### Texto de leitura:
————————
O anúncio do novo piso nacional do magistério para 2026, fixado em R$ 5.130,63, trouxe entusiasmo para a categoria, mas também gerou uma onda de desinformação nas redes sociais. Internautas afirmam que o reajuste — que representa um ganho real acima da inflação — "empurraria" os professores para fora da faixa de isenção do Imposto de Renda (IR), anulando parte do benefício financeiro.
No entanto, especialistas alertam: a afirmação é fake.
O erro central das postagens que circulam na internet é considerar o rendimento bruto como o valor tributável. De acordo com as regras da Receita Federal e as diretrizes de cálculo explicadas pelo economista do IBMEC, Gilberto Braga, em entrevista ao Band.com.br, o Imposto de Renda não incide sobre o salário total.
————————
### Enunciado:
Transcreva literalmente o trecho do texto sobre o piso do magistério que começa nas palavras "O erro central" e termina após "o salário total.".

### Material fornecido:
————————
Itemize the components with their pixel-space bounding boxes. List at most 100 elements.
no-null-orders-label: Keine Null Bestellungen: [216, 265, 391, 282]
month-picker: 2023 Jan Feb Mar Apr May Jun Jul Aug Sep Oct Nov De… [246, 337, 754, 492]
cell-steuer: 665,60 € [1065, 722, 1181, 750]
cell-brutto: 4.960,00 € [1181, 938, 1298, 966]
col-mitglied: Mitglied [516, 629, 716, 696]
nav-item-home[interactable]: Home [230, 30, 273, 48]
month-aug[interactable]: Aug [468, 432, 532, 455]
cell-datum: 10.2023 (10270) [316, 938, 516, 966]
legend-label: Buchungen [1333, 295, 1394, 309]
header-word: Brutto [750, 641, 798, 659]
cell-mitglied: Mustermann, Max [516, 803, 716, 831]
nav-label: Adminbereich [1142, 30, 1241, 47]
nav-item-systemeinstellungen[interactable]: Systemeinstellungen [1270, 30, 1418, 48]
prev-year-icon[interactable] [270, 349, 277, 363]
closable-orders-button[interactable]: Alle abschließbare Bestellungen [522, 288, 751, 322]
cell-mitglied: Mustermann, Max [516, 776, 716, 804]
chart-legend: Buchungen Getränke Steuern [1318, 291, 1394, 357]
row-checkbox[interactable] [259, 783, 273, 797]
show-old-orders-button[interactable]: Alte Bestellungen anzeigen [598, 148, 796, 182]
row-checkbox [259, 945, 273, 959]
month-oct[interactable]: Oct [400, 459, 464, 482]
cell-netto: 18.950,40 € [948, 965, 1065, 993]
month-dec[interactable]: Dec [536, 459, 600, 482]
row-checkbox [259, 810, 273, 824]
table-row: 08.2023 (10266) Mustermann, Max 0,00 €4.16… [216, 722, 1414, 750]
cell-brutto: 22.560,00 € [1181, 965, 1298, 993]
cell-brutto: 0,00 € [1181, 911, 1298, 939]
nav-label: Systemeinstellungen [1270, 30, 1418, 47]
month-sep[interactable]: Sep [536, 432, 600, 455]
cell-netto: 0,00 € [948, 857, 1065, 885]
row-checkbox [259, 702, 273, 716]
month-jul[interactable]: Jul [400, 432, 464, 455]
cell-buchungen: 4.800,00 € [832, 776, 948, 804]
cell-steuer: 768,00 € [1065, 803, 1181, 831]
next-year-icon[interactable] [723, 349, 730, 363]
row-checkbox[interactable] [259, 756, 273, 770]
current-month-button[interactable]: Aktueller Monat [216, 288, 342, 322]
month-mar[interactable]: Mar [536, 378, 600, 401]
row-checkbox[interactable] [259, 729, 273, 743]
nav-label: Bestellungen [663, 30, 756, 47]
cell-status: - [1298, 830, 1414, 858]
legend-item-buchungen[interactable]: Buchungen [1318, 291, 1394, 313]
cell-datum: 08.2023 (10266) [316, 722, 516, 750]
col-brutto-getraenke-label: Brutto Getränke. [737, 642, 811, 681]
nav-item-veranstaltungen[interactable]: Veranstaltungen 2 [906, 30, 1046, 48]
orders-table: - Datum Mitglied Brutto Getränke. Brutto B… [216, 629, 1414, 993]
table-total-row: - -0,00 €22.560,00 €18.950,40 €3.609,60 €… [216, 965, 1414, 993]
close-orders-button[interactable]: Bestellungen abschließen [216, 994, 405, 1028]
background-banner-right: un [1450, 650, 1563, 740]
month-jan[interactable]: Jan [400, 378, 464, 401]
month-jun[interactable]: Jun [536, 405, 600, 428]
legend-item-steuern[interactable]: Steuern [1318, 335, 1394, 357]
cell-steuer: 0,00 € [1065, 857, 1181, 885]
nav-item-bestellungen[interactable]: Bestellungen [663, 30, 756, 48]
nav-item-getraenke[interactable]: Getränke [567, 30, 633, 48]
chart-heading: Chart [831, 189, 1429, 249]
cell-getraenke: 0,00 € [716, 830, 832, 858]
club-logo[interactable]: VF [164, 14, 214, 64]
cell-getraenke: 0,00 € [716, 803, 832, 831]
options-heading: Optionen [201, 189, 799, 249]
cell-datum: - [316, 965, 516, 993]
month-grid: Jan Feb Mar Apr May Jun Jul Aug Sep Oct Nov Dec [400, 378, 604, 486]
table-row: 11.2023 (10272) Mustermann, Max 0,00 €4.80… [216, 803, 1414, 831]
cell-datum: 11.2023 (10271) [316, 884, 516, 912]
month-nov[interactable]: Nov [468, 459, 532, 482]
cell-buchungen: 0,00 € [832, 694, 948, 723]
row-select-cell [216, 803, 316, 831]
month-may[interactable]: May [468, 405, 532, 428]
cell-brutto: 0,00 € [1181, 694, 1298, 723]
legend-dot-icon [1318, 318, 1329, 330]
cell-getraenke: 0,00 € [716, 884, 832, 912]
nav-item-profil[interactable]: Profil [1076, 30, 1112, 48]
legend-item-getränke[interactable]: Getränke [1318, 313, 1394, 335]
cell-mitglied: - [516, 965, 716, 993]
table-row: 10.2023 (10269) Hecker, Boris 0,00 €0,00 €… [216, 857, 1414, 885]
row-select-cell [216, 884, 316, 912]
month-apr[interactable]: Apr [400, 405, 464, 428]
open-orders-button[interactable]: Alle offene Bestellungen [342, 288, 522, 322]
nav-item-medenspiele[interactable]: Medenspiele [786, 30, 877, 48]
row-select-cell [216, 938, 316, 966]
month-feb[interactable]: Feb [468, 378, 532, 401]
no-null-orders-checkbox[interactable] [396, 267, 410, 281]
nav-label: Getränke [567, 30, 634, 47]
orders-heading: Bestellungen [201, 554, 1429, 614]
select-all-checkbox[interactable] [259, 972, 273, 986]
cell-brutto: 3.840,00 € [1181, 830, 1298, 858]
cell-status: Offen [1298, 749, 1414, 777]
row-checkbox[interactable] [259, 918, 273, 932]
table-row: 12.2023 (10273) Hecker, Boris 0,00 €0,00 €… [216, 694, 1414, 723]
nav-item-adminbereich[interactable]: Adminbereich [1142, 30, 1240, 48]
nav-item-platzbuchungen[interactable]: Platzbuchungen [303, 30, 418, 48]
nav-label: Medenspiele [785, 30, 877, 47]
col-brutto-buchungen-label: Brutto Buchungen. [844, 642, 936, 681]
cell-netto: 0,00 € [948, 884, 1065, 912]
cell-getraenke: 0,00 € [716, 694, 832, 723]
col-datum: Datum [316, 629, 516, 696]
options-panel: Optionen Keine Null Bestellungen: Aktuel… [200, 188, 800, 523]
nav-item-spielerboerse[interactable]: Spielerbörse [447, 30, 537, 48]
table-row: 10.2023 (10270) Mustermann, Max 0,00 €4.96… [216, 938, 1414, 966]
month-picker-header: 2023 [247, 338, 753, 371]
————————
### Resposta do exercício:
O erro central das postagens que circulam na internet é considerar o rendimento bruto como o valor tributável. De acordo com as regras da Receita Federal e as diretrizes de cálculo explicadas pelo economista do IBMEC, Gilberto Braga, em entrevista ao Band.com.br, o Imposto de Renda não incide sobre o salário total.